INPUT RECORDS:
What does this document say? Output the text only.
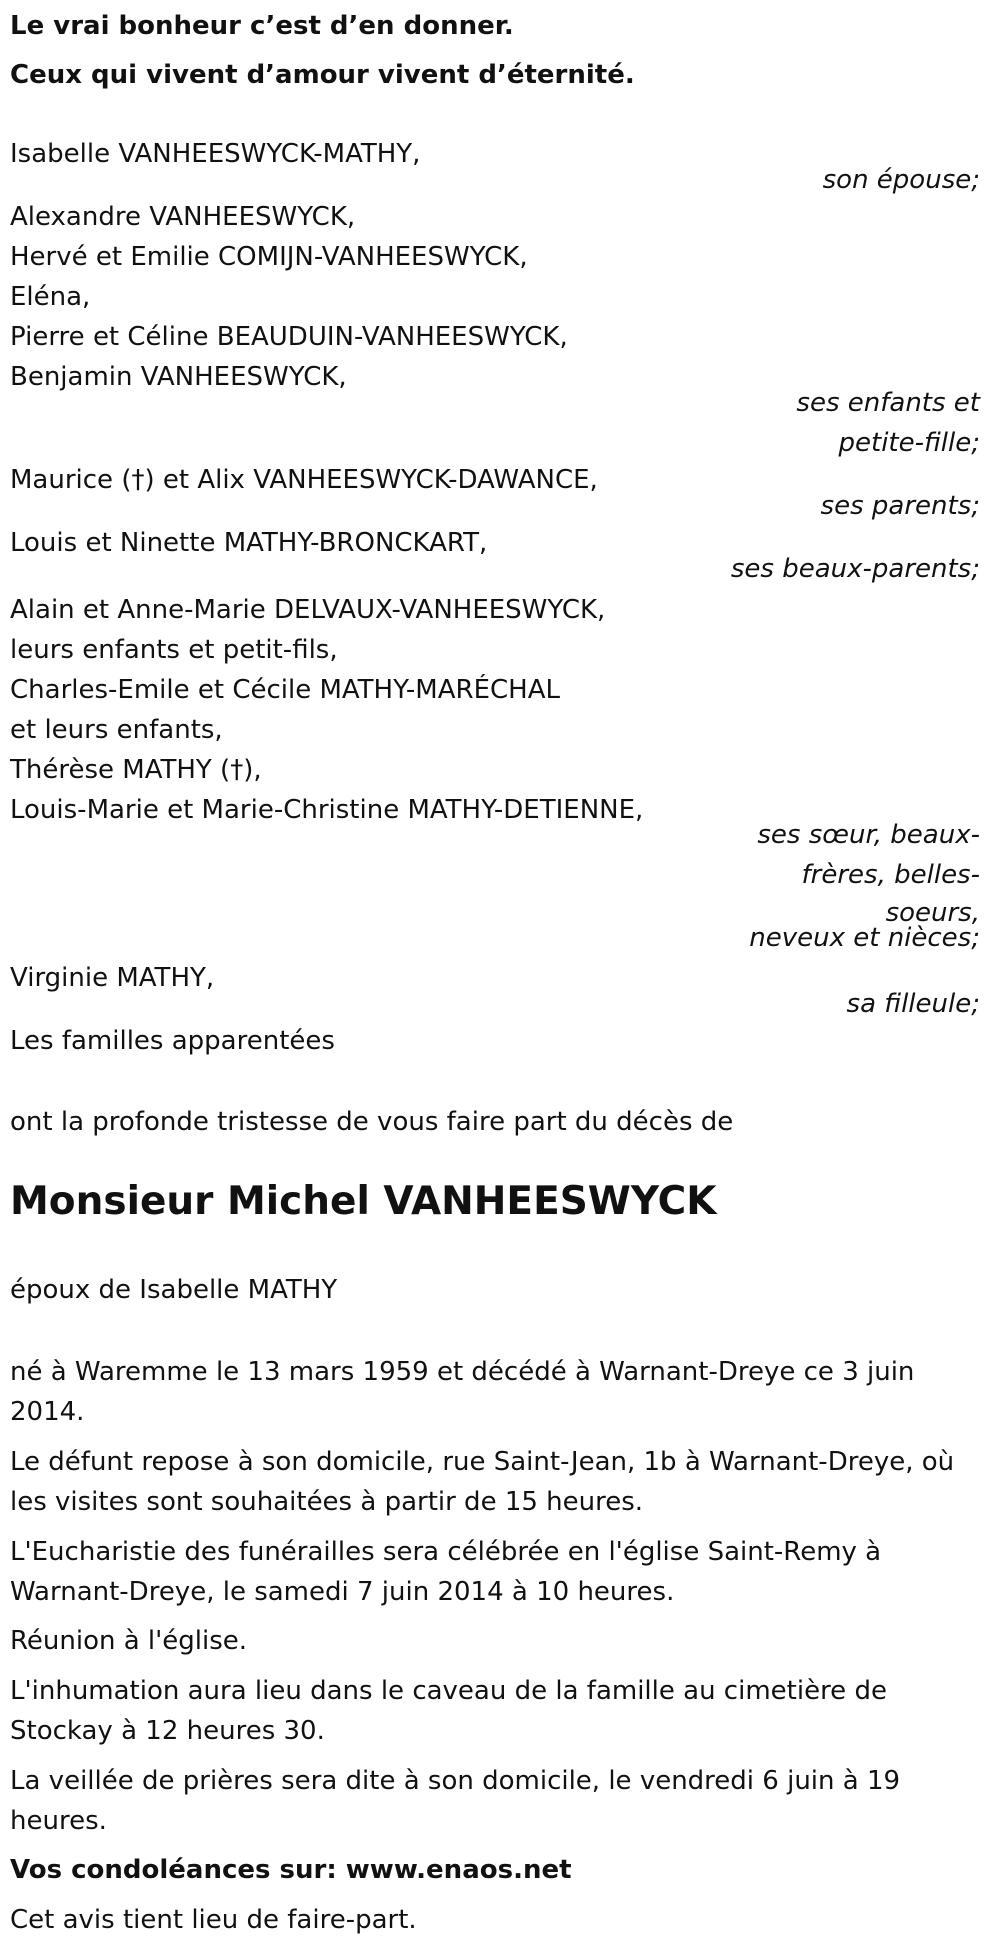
Le vrai bonheur c’est d’en donner.
Ceux qui vivent d’amour vivent d’éternité.
Isabelle VANHEESWYCK-MATHY,
son épouse;
Alexandre VANHEESWYCK,
Hervé et Emilie COMIJN-VANHEESWYCK,
Eléna,
Pierre et Céline BEAUDUIN-VANHEESWYCK,
Benjamin VANHEESWYCK,
ses enfants et
petite-fille;
Maurice (†) et Alix VANHEESWYCK-DAWANCE,
ses parents;
Louis et Ninette MATHY-BRONCKART,
ses beaux-parents;
Alain et Anne-Marie DELVAUX-VANHEESWYCK,
leurs enfants et petit-fils,
Charles-Emile et Cécile MATHY-MARÉCHAL
et leurs enfants,
Thérèse MATHY (†),
Louis-Marie et Marie-Christine MATHY-DETIENNE,
ses sœur, beaux-
frères, belles-
soeurs,
neveux et nièces;
Virginie MATHY,
sa filleule;
Les familles apparentées
ont la profonde tristesse de vous faire part du décès de
Monsieur Michel VANHEESWYCK
époux de Isabelle MATHY
né à Waremme le 13 mars 1959 et décédé à Warnant-Dreye ce 3 juin 2014.
Le défunt repose à son domicile, rue Saint-Jean, 1b à Warnant-Dreye, où les visites sont souhaitées à partir de 15 heures.
L'Eucharistie des funérailles sera célébrée en l'église Saint-Remy à Warnant-Dreye, le samedi 7 juin 2014 à 10 heures.
Réunion à l'église.
L'inhumation aura lieu dans le caveau de la famille au cimetière de Stockay à 12 heures 30.
La veillée de prières sera dite à son domicile, le vendredi 6 juin à 19 heures.
Vos condoléances sur: www.enaos.net
Cet avis tient lieu de faire-part.
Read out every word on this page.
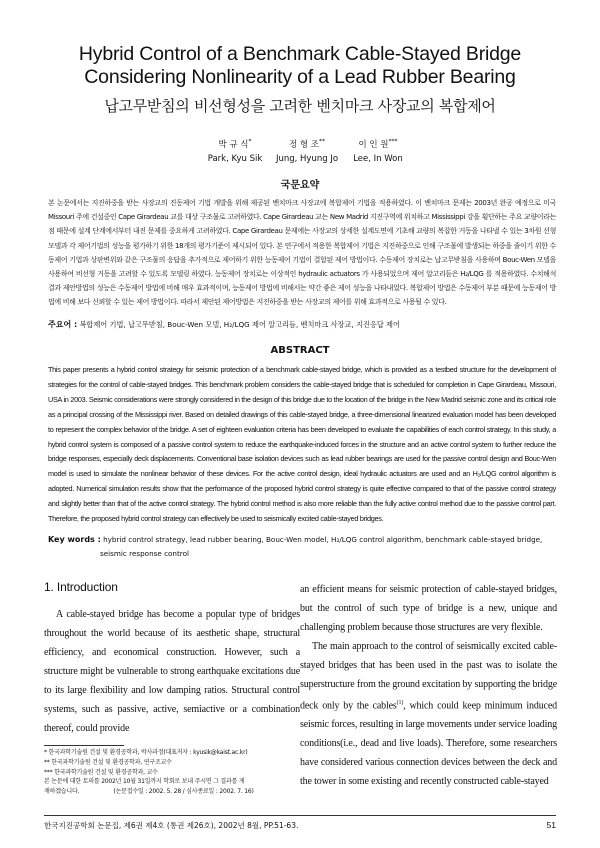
Hybrid Control of a Benchmark Cable-Stayed Bridge
Considering Nonlinearity of a Lead Rubber Bearing
납고무받침의 비선형성을 고려한 벤치마크 사장교의 복합제어
박 규 식*
Park, Kyu Sik
정 형 조**
Jung, Hyung Jo
이 인 원***
Lee, In Won
국문요약

본 논문에서는 지진하중을 받는 사장교의 진동제어 기법 개발을 위해 제공된 벤치마크 사장교에 복합제어 기법을 적용하였다. 이 벤치마크 문제는 2003년 완공 예정으로 미국 Missouri 주에 건설중인 Cape Girardeau 교를 대상 구조물로 고려하였다. Cape Girardeau 교는 New Madrid 지진구역에 위치하고 Mississippi 강을 횡단하는 주요 교량이라는 점 때문에 설계 단계에서부터 내진 문제를 중요하게 고려하였다. Cape Girardeau 문제에는 사장교의 상세한 설계도면에 기초해 교량의 복잡한 거동을 나타낼 수 있는 3차원 선형모델과 각 제어기법의 성능을 평가하기 위한 18개의 평가기준이 제시되어 있다. 본 연구에서 적용한 복합제어 기법은 지진하중으로 인해 구조물에 발생되는 하중을 줄이기 위한 수동제어 기법과 상판변위와 같은 구조물의 응답을 추가적으로 제어하기 위한 능동제어 기법이 결합된 제어 방법이다. 수동제어 장치로는 납고무받침을 사용하며 Bouc-Wen 모델을 사용하여 비선형 거동을 고려할 수 있도록 모델링 하였다. 능동제어 장치로는 이상적인 hydraulic actuators 가 사용되었으며 제어 알고리듬은 H₂/LQG 를 적용하였다. 수치해석 결과 제안방법의 성능은 수동제어 방법에 비해 매우 효과적이며, 능동제어 방법에 비해서는 약간 좋은 제어 성능을 나타내었다. 복합제어 방법은 수동제어 부분 때문에 능동제어 방법에 비해 보다 신뢰할 수 있는 제어 방법이다. 따라서 제안된 제어방법은 지진하중을 받는 사장교의 제어를 위해 효과적으로 사용될 수 있다.

주요어 : 복합제어 기법, 납고무받침, Bouc-Wen 모델, H₂/LQG 제어 알고리듬, 벤치마크 사장교, 지진응답 제어
ABSTRACT

This paper presents a hybrid control strategy for seismic protection of a benchmark cable-stayed bridge, which is provided as a testbed structure for the development of strategies for the control of cable-stayed bridges. This benchmark problem considers the cable-stayed bridge that is scheduled for completion in Cape Girardeau, Missouri, USA in 2003. Seismic considerations were strongly considered in the design of this bridge due to the location of the bridge in the New Madrid seismic zone and its critical role as a principal crossing of the Mississippi river. Based on detailed drawings of this cable-stayed bridge, a three-dimensional linearized evaluation model has been developed to represent the complex behavior of the bridge. A set of eighteen evaluation criteria has been developed to evaluate the capabilities of each control strategy. In this study, a hybrid control system is composed of a passive control system to reduce the earthquake-induced forces in the structure and an active control system to further reduce the bridge responses, especially deck displacements. Conventional base isolation devices such as lead rubber bearings are used for the passive control design and Bouc-Wen model is used to simulate the nonlinear behavior of these devices. For the active control design, ideal hydraulic actuators are used and an H₂/LQG control algorithm is adopted. Numerical simulation results show that the performance of the proposed hybrid control strategy is quite effective compared to that of the passive control strategy and slightly better than that of the active control strategy. The hybrid control method is also more reliable than the fully active control method due to the passive control part. Therefore, the proposed hybrid control strategy can effectively be used to seismically excited cable-stayed bridges.

Key words : hybrid control strategy, lead rubber bearing, Bouc-Wen model, H₂/LQG control algorithm, benchmark cable-stayed bridge, seismic response control
1. Introduction

A cable-stayed bridge has become a popular type of bridges throughout the world because of its aesthetic shape, structural efficiency, and economical construction. However, such a structure might be vulnerable to strong earthquake excitations due to its large flexibility and low damping ratios. Structural control systems, such as passive, active, semiactive or a combination thereof, could provide

an efficient means for seismic protection of cable-stayed bridges, but the control of such type of bridge is a new, unique and challenging problem because those structures are very flexible.

The main approach to the control of seismically excited cable-stayed bridges that has been used in the past was to isolate the superstructure from the ground excitation by supporting the bridge deck only by the cables$^{(1)}$, which could keep minimum induced seismic forces, resulting in large movements under service loading conditions(i.e., dead and live loads). Therefore, some researchers have considered various connection devices between the deck and the tower in some existing and recently constructed cable-stayed

* 한국과학기술원 건설 및 환경공학과, 박사과정(대표저자 : kyusik@kaist.ac.kr)
** 한국과학기술원 건설 및 환경공학과, 연구조교수
*** 한국과학기술원 건설 및 환경공학과, 교수
본 논문에 대한 토의를 2002년 10월 31일까지 학회로 보내 주시면 그 결과를 게
재하겠습니다.                    (논문접수일 : 2002. 5. 28 / 심사종료일 : 2002. 7. 16)
한국지진공학회 논문집, 제6권 제4호 (통권 제26호), 2002년 8월, PP.51-63.	51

DIRECTIONS:
Can you retype every record above exactly, leaving out the pictures?

REPLY TO THE TASK:
What does this document say? Output the text only.
Le vrai bonheur c’est d’en donner.
Ceux qui vivent d’amour vivent d’éternité.
Isabelle VANHEESWYCK-MATHY,
son épouse;
Alexandre VANHEESWYCK,
Hervé et Emilie COMIJN-VANHEESWYCK,
Eléna,
Pierre et Céline BEAUDUIN-VANHEESWYCK,
Benjamin VANHEESWYCK,
ses enfants et
petite-fille;
Maurice (†) et Alix VANHEESWYCK-DAWANCE,
ses parents;
Louis et Ninette MATHY-BRONCKART,
ses beaux-parents;
Alain et Anne-Marie DELVAUX-VANHEESWYCK,
leurs enfants et petit-fils,
Charles-Emile et Cécile MATHY-MARÉCHAL
et leurs enfants,
Thérèse MATHY (†),
Louis-Marie et Marie-Christine MATHY-DETIENNE,
ses sœur, beaux-
frères, belles-
soeurs,
neveux et nièces;
Virginie MATHY,
sa filleule;
Les familles apparentées
ont la profonde tristesse de vous faire part du décès de
Monsieur Michel VANHEESWYCK
époux de Isabelle MATHY
né à Waremme le 13 mars 1959 et décédé à Warnant-Dreye ce 3 juin 2014.
Le défunt repose à son domicile, rue Saint-Jean, 1b à Warnant-Dreye, où les visites sont souhaitées à partir de 15 heures.
L'Eucharistie des funérailles sera célébrée en l'église Saint-Remy à Warnant-Dreye, le samedi 7 juin 2014 à 10 heures.
Réunion à l'église.
L'inhumation aura lieu dans le caveau de la famille au cimetière de Stockay à 12 heures 30.
La veillée de prières sera dite à son domicile, le vendredi 6 juin à 19 heures.
Vos condoléances sur: www.enaos.net
Cet avis tient lieu de faire-part.
Read out every word on this page.
Hybrid Control of a Benchmark Cable-Stayed Bridge
Considering Nonlinearity of a Lead Rubber Bearing
납고무받침의 비선형성을 고려한 벤치마크 사장교의 복합제어
박 규 식*
Park, Kyu Sik
정 형 조**
Jung, Hyung Jo
이 인 원***
Lee, In Won
국문요약

본 논문에서는 지진하중을 받는 사장교의 진동제어 기법 개발을 위해 제공된 벤치마크 사장교에 복합제어 기법을 적용하였다. 이 벤치마크 문제는 2003년 완공 예정으로 미국 Missouri 주에 건설중인 Cape Girardeau 교를 대상 구조물로 고려하였다. Cape Girardeau 교는 New Madrid 지진구역에 위치하고 Mississippi 강을 횡단하는 주요 교량이라는 점 때문에 설계 단계에서부터 내진 문제를 중요하게 고려하였다. Cape Girardeau 문제에는 사장교의 상세한 설계도면에 기초해 교량의 복잡한 거동을 나타낼 수 있는 3차원 선형모델과 각 제어기법의 성능을 평가하기 위한 18개의 평가기준이 제시되어 있다. 본 연구에서 적용한 복합제어 기법은 지진하중으로 인해 구조물에 발생되는 하중을 줄이기 위한 수동제어 기법과 상판변위와 같은 구조물의 응답을 추가적으로 제어하기 위한 능동제어 기법이 결합된 제어 방법이다. 수동제어 장치로는 납고무받침을 사용하며 Bouc-Wen 모델을 사용하여 비선형 거동을 고려할 수 있도록 모델링 하였다. 능동제어 장치로는 이상적인 hydraulic actuators 가 사용되었으며 제어 알고리듬은 H₂/LQG 를 적용하였다. 수치해석 결과 제안방법의 성능은 수동제어 방법에 비해 매우 효과적이며, 능동제어 방법에 비해서는 약간 좋은 제어 성능을 나타내었다. 복합제어 방법은 수동제어 부분 때문에 능동제어 방법에 비해 보다 신뢰할 수 있는 제어 방법이다. 따라서 제안된 제어방법은 지진하중을 받는 사장교의 제어를 위해 효과적으로 사용될 수 있다.

주요어 : 복합제어 기법, 납고무받침, Bouc-Wen 모델, H₂/LQG 제어 알고리듬, 벤치마크 사장교, 지진응답 제어
ABSTRACT

This paper presents a hybrid control strategy for seismic protection of a benchmark cable-stayed bridge, which is provided as a testbed structure for the development of strategies for the control of cable-stayed bridges. This benchmark problem considers the cable-stayed bridge that is scheduled for completion in Cape Girardeau, Missouri, USA in 2003. Seismic considerations were strongly considered in the design of this bridge due to the location of the bridge in the New Madrid seismic zone and its critical role as a principal crossing of the Mississippi river. Based on detailed drawings of this cable-stayed bridge, a three-dimensional linearized evaluation model has been developed to represent the complex behavior of the bridge. A set of eighteen evaluation criteria has been developed to evaluate the capabilities of each control strategy. In this study, a hybrid control system is composed of a passive control system to reduce the earthquake-induced forces in the structure and an active control system to further reduce the bridge responses, especially deck displacements. Conventional base isolation devices such as lead rubber bearings are used for the passive control design and Bouc-Wen model is used to simulate the nonlinear behavior of these devices. For the active control design, ideal hydraulic actuators are used and an H₂/LQG control algorithm is adopted. Numerical simulation results show that the performance of the proposed hybrid control strategy is quite effective compared to that of the passive control strategy and slightly better than that of the active control strategy. The hybrid control method is also more reliable than the fully active control method due to the passive control part. Therefore, the proposed hybrid control strategy can effectively be used to seismically excited cable-stayed bridges.

Key words : hybrid control strategy, lead rubber bearing, Bouc-Wen model, H₂/LQG control algorithm, benchmark cable-stayed bridge, seismic response control
1. Introduction

A cable-stayed bridge has become a popular type of bridges throughout the world because of its aesthetic shape, structural efficiency, and economical construction. However, such a structure might be vulnerable to strong earthquake excitations due to its large flexibility and low damping ratios. Structural control systems, such as passive, active, semiactive or a combination thereof, could provide

an efficient means for seismic protection of cable-stayed bridges, but the control of such type of bridge is a new, unique and challenging problem because those structures are very flexible.

The main approach to the control of seismically excited cable-stayed bridges that has been used in the past was to isolate the superstructure from the ground excitation by supporting the bridge deck only by the cables$^{(1)}$, which could keep minimum induced seismic forces, resulting in large movements under service loading conditions(i.e., dead and live loads). Therefore, some researchers have considered various connection devices between the deck and the tower in some existing and recently constructed cable-stayed

* 한국과학기술원 건설 및 환경공학과, 박사과정(대표저자 : kyusik@kaist.ac.kr)
** 한국과학기술원 건설 및 환경공학과, 연구조교수
*** 한국과학기술원 건설 및 환경공학과, 교수
본 논문에 대한 토의를 2002년 10월 31일까지 학회로 보내 주시면 그 결과를 게
재하겠습니다.                    (논문접수일 : 2002. 5. 28 / 심사종료일 : 2002. 7. 16)
한국지진공학회 논문집, 제6권 제4호 (통권 제26호), 2002년 8월, PP.51-63.	51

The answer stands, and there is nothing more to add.